Task goal: Reproduce all records verbatim.

Given records:
____________________
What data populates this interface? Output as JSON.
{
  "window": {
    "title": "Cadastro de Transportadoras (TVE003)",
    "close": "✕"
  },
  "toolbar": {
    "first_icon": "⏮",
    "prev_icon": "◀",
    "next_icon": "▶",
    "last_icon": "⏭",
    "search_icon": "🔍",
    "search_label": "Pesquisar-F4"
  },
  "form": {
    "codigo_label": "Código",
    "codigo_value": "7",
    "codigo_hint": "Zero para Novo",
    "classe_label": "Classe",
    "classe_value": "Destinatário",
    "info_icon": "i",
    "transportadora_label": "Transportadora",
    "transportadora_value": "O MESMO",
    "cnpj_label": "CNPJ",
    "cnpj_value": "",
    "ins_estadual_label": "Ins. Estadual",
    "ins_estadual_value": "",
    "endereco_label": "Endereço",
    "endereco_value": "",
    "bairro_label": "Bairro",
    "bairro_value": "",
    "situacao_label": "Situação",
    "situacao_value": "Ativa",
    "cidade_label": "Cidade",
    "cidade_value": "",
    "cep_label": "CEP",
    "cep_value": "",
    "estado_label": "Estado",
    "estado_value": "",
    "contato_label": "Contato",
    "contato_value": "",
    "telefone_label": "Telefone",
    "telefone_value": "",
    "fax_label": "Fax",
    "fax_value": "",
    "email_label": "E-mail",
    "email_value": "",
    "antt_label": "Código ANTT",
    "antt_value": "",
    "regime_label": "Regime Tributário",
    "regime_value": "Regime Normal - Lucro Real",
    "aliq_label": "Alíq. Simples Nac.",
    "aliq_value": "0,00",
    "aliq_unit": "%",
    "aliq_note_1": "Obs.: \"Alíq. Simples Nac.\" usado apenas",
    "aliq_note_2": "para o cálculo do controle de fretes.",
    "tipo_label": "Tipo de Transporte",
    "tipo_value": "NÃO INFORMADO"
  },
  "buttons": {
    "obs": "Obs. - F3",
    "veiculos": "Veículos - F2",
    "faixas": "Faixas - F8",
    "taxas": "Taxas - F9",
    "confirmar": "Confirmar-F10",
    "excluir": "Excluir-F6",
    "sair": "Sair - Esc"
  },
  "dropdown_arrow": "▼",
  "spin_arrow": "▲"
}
____________________
Complete response:
What data populates this interface? Output as JSON.
{
  "window": {
    "title": "Cadastro de Transportadoras (TVE003)",
    "close": "✕"
  },
  "toolbar": {
    "first_icon": "⏮",
    "prev_icon": "◀",
    "next_icon": "▶",
    "last_icon": "⏭",
    "search_icon": "🔍",
    "search_label": "Pesquisar-F4"
  },
  "form": {
    "codigo_label": "Código",
    "codigo_value": "7",
    "codigo_hint": "Zero para Novo",
    "classe_label": "Classe",
    "classe_value": "Destinatário",
    "info_icon": "i",
    "transportadora_label": "Transportadora",
    "transportadora_value": "O MESMO",
    "cnpj_label": "CNPJ",
    "cnpj_value": "",
    "ins_estadual_label": "Ins. Estadual",
    "ins_estadual_value": "",
    "endereco_label": "Endereço",
    "endereco_value": "",
    "bairro_label": "Bairro",
    "bairro_value": "",
    "situacao_label": "Situação",
    "situacao_value": "Ativa",
    "cidade_label": "Cidade",
    "cidade_value": "",
    "cep_label": "CEP",
    "cep_value": "",
    "estado_label": "Estado",
    "estado_value": "",
    "contato_label": "Contato",
    "contato_value": "",
    "telefone_label": "Telefone",
    "telefone_value": "",
    "fax_label": "Fax",
    "fax_value": "",
    "email_label": "E-mail",
    "email_value": "",
    "antt_label": "Código ANTT",
    "antt_value": "",
    "regime_label": "Regime Tributário",
    "regime_value": "Regime Normal - Lucro Real",
    "aliq_label": "Alíq. Simples Nac.",
    "aliq_value": "0,00",
    "aliq_unit": "%",
    "aliq_note_1": "Obs.: \"Alíq. Simples Nac.\" usado apenas",
    "aliq_note_2": "para o cálculo do controle de fretes.",
    "tipo_label": "Tipo de Transporte",
    "tipo_value": "NÃO INFORMADO"
  },
  "buttons": {
    "obs": "Obs. - F3",
    "veiculos": "Veículos - F2",
    "faixas": "Faixas - F8",
    "taxas": "Taxas - F9",
    "confirmar": "Confirmar-F10",
    "excluir": "Excluir-F6",
    "sair": "Sair - Esc"
  },
  "dropdown_arrow": "▼",
  "spin_arrow": "▲"
}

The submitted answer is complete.